Records to process start
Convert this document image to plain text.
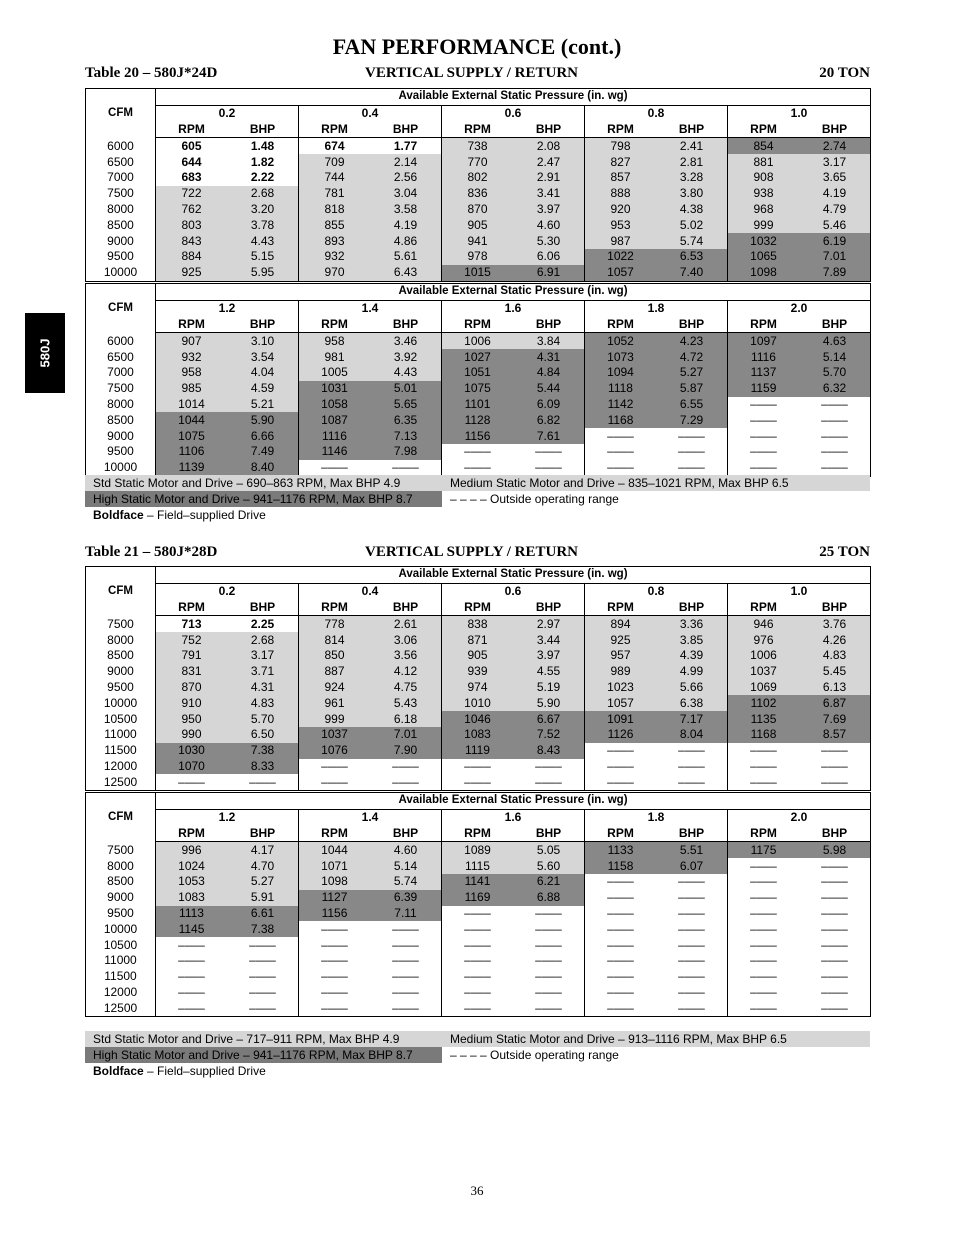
FAN PERFORMANCE (cont.)
580J
Table 20 – 580J*24D	VERTICAL SUPPLY / RETURN	20 TON
CFM	Available External Static Pressure (in. wg)									
	0.2		0.4		0.6		0.8		1.0	
	RPM	BHP	RPM	BHP	RPM	BHP	RPM	BHP	RPM	BHP
6000	605	1.48	674	1.77	738	2.08	798	2.41	854	2.74
6500	644	1.82	709	2.14	770	2.47	827	2.81	881	3.17
7000	683	2.22	744	2.56	802	2.91	857	3.28	908	3.65
7500	722	2.68	781	3.04	836	3.41	888	3.80	938	4.19
8000	762	3.20	818	3.58	870	3.97	920	4.38	968	4.79
8500	803	3.78	855	4.19	905	4.60	953	5.02	999	5.46
9000	843	4.43	893	4.86	941	5.30	987	5.74	1032	6.19
9500	884	5.15	932	5.61	978	6.06	1022	6.53	1065	7.01
10000	925	5.95	970	6.43	1015	6.91	1057	7.40	1098	7.89
CFM	Available External Static Pressure (in. wg)									
	1.2		1.4		1.6		1.8		2.0	
	RPM	BHP	RPM	BHP	RPM	BHP	RPM	BHP	RPM	BHP
6000	907	3.10	958	3.46	1006	3.84	1052	4.23	1097	4.63
6500	932	3.54	981	3.92	1027	4.31	1073	4.72	1116	5.14
7000	958	4.04	1005	4.43	1051	4.84	1094	5.27	1137	5.70
7500	985	4.59	1031	5.01	1075	5.44	1118	5.87	1159	6.32
8000	1014	5.21	1058	5.65	1101	6.09	1142	6.55	––––	––––
8500	1044	5.90	1087	6.35	1128	6.82	1168	7.29	––––	––––
9000	1075	6.66	1116	7.13	1156	7.61	––––	––––	––––	––––
9500	1106	7.49	1146	7.98	––––	––––	––––	––––	––––	––––
10000	1139	8.40	––––	––––	––––	––––	––––	––––	––––	––––
Std Static Motor and Drive – 690–863 RPM, Max BHP 4.9	Medium Static Motor and Drive – 835–1021 RPM, Max BHP 6.5
High Static Motor and Drive – 941–1176 RPM, Max BHP 8.7	– – – – Outside operating range
Boldface – Field–supplied Drive
Table 21 – 580J*28D	VERTICAL SUPPLY / RETURN	25 TON
CFM	Available External Static Pressure (in. wg)									
	0.2		0.4		0.6		0.8		1.0	
	RPM	BHP	RPM	BHP	RPM	BHP	RPM	BHP	RPM	BHP
7500	713	2.25	778	2.61	838	2.97	894	3.36	946	3.76
8000	752	2.68	814	3.06	871	3.44	925	3.85	976	4.26
8500	791	3.17	850	3.56	905	3.97	957	4.39	1006	4.83
9000	831	3.71	887	4.12	939	4.55	989	4.99	1037	5.45
9500	870	4.31	924	4.75	974	5.19	1023	5.66	1069	6.13
10000	910	4.83	961	5.43	1010	5.90	1057	6.38	1102	6.87
10500	950	5.70	999	6.18	1046	6.67	1091	7.17	1135	7.69
11000	990	6.50	1037	7.01	1083	7.52	1126	8.04	1168	8.57
11500	1030	7.38	1076	7.90	1119	8.43	––––	––––	––––	––––
12000	1070	8.33	––––	––––	––––	––––	––––	––––	––––	––––
12500	––––	––––	––––	––––	––––	––––	––––	––––	––––	––––
CFM	Available External Static Pressure (in. wg)									
	1.2		1.4		1.6		1.8		2.0	
	RPM	BHP	RPM	BHP	RPM	BHP	RPM	BHP	RPM	BHP
7500	996	4.17	1044	4.60	1089	5.05	1133	5.51	1175	5.98
8000	1024	4.70	1071	5.14	1115	5.60	1158	6.07	––––	––––
8500	1053	5.27	1098	5.74	1141	6.21	––––	––––	––––	––––
9000	1083	5.91	1127	6.39	1169	6.88	––––	––––	––––	––––
9500	1113	6.61	1156	7.11	––––	––––	––––	––––	––––	––––
10000	1145	7.38	––––	––––	––––	––––	––––	––––	––––	––––
10500	––––	––––	––––	––––	––––	––––	––––	––––	––––	––––
11000	––––	––––	––––	––––	––––	––––	––––	––––	––––	––––
11500	––––	––––	––––	––––	––––	––––	––––	––––	––––	––––
12000	––––	––––	––––	––––	––––	––––	––––	––––	––––	––––
12500	––––	––––	––––	––––	––––	––––	––––	––––	––––	––––
Std Static Motor and Drive – 717–911 RPM, Max BHP 4.9	Medium Static Motor and Drive – 913–1116 RPM, Max BHP 6.5
High Static Motor and Drive – 941–1176 RPM, Max BHP 8.7	– – – – Outside operating range
Boldface – Field–supplied Drive
36
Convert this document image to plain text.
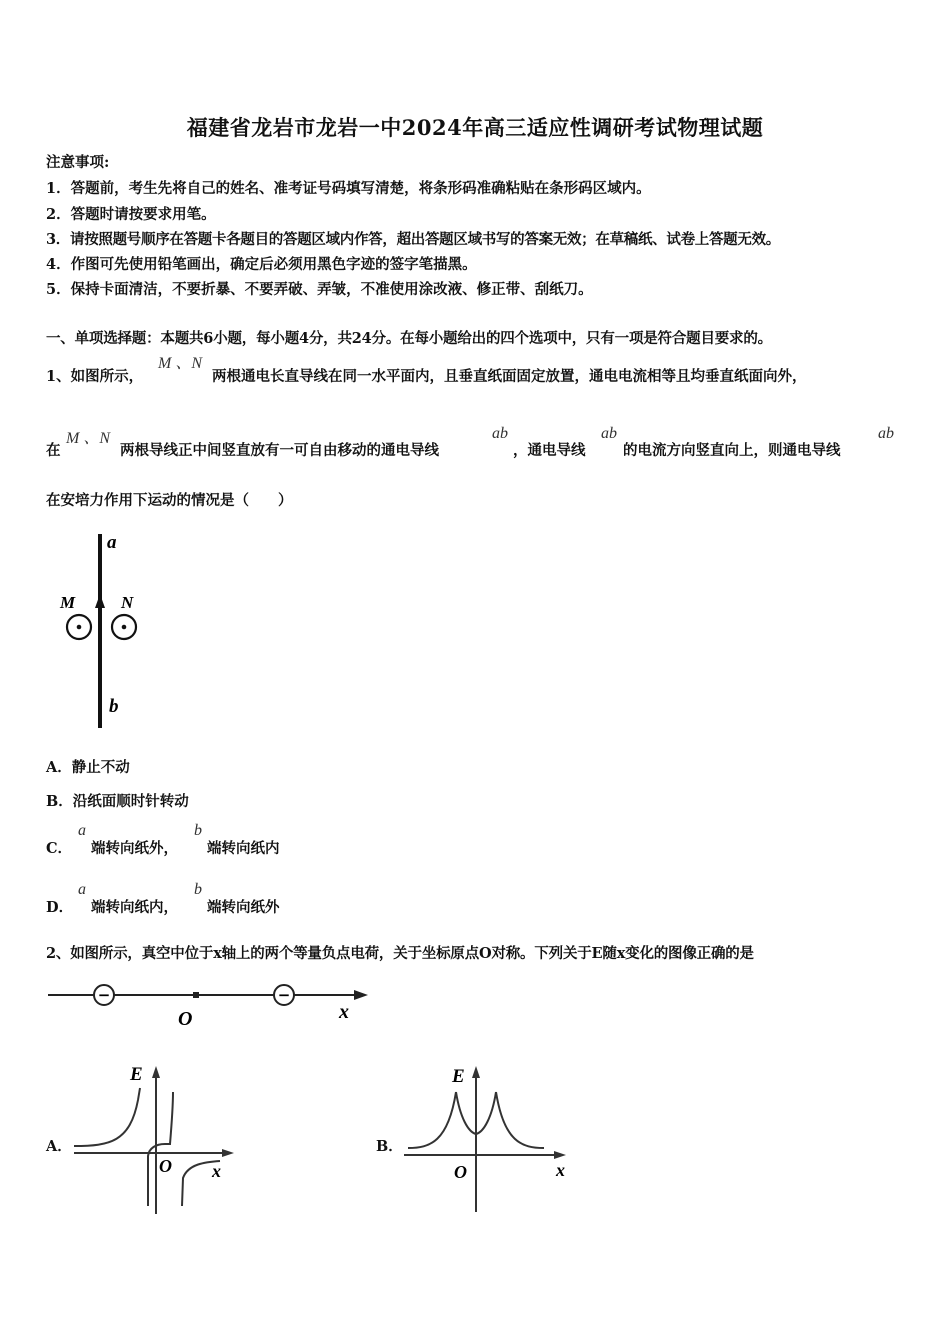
福建省龙岩市龙岩一中2024年高三适应性调研考试物理试题
注意事项:
1．答题前，考生先将自己的姓名、准考证号码填写清楚，将条形码准确粘贴在条形码区域内。
2．答题时请按要求用笔。
3．请按照题号顺序在答题卡各题目的答题区域内作答，超出答题区域书写的答案无效；在草稿纸、试卷上答题无效。
4．作图可先使用铅笔画出，确定后必须用黑色字迹的签字笔描黑。
5．保持卡面清洁，不要折暴、不要弄破、弄皱，不准使用涂改液、修正带、刮纸刀。
一、单项选择题：本题共6小题，每小题4分，共24分。在每小题给出的四个选项中，只有一项是符合题目要求的。
1、如图所示，
M 、N
两根通电长直导线在同一水平面内，且垂直纸面固定放置，通电电流相等且均垂直纸面向外，
在
M 、N
两根导线正中间竖直放有一可自由移动的通电导线
ab
，通电导线
ab
的电流方向竖直向上，则通电导线
ab
在安培力作用下运动的情况是（　　）
a
b
M	N
A．静止不动
B．沿纸面顺时针转动
C．
a
端转向纸外，
b
端转向纸内
D．
a
端转向纸内，
b
端转向纸外
2、如图所示，真空中位于x轴上的两个等量负点电荷，关于坐标原点O对称。下列关于E随x变化的图像正确的是
−	−
O	x
A．
E
O x
B．
E
O	x
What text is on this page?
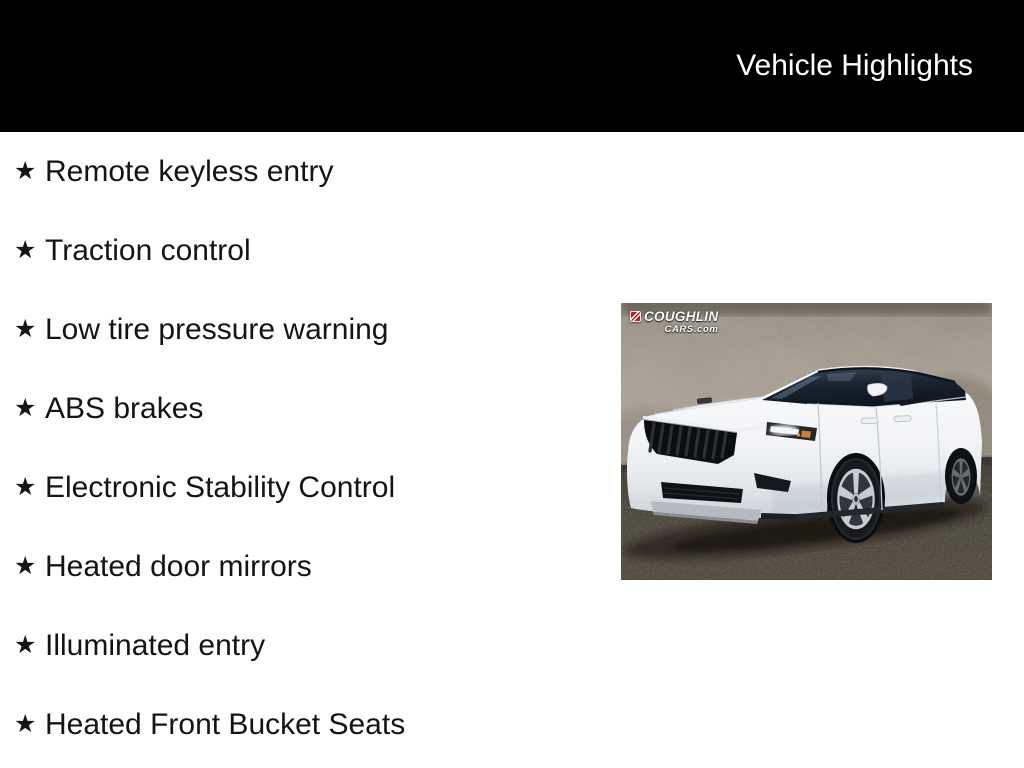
Vehicle Highlights
★ Remote keyless entry
★ Traction control
★ Low tire pressure warning
★ ABS brakes
★ Electronic Stability Control
★ Heated door mirrors
★ Illuminated entry
★ Heated Front Bucket Seats
COUGHLIN
CARS.com
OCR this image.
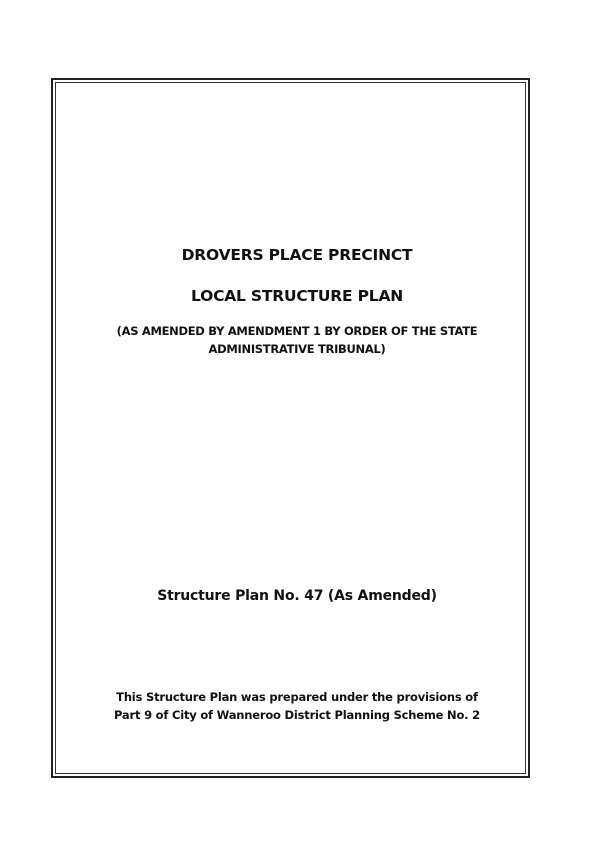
DROVERS PLACE PRECINCT
LOCAL STRUCTURE PLAN
(AS AMENDED BY AMENDMENT 1 BY ORDER OF THE STATE
ADMINISTRATIVE TRIBUNAL)
Structure Plan No. 47 (As Amended)
This Structure Plan was prepared under the provisions of
Part 9 of City of Wanneroo District Planning Scheme No. 2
Records to process end
▶ **Objective**
Go through the preceding material and copy each line that has the word "VERTICAL".

▶ **Result for this task**
Table 20 – 580J*24D	VERTICAL SUPPLY / RETURN	20 TON
Table 21 – 580J*28D	VERTICAL SUPPLY / RETURN	25 TON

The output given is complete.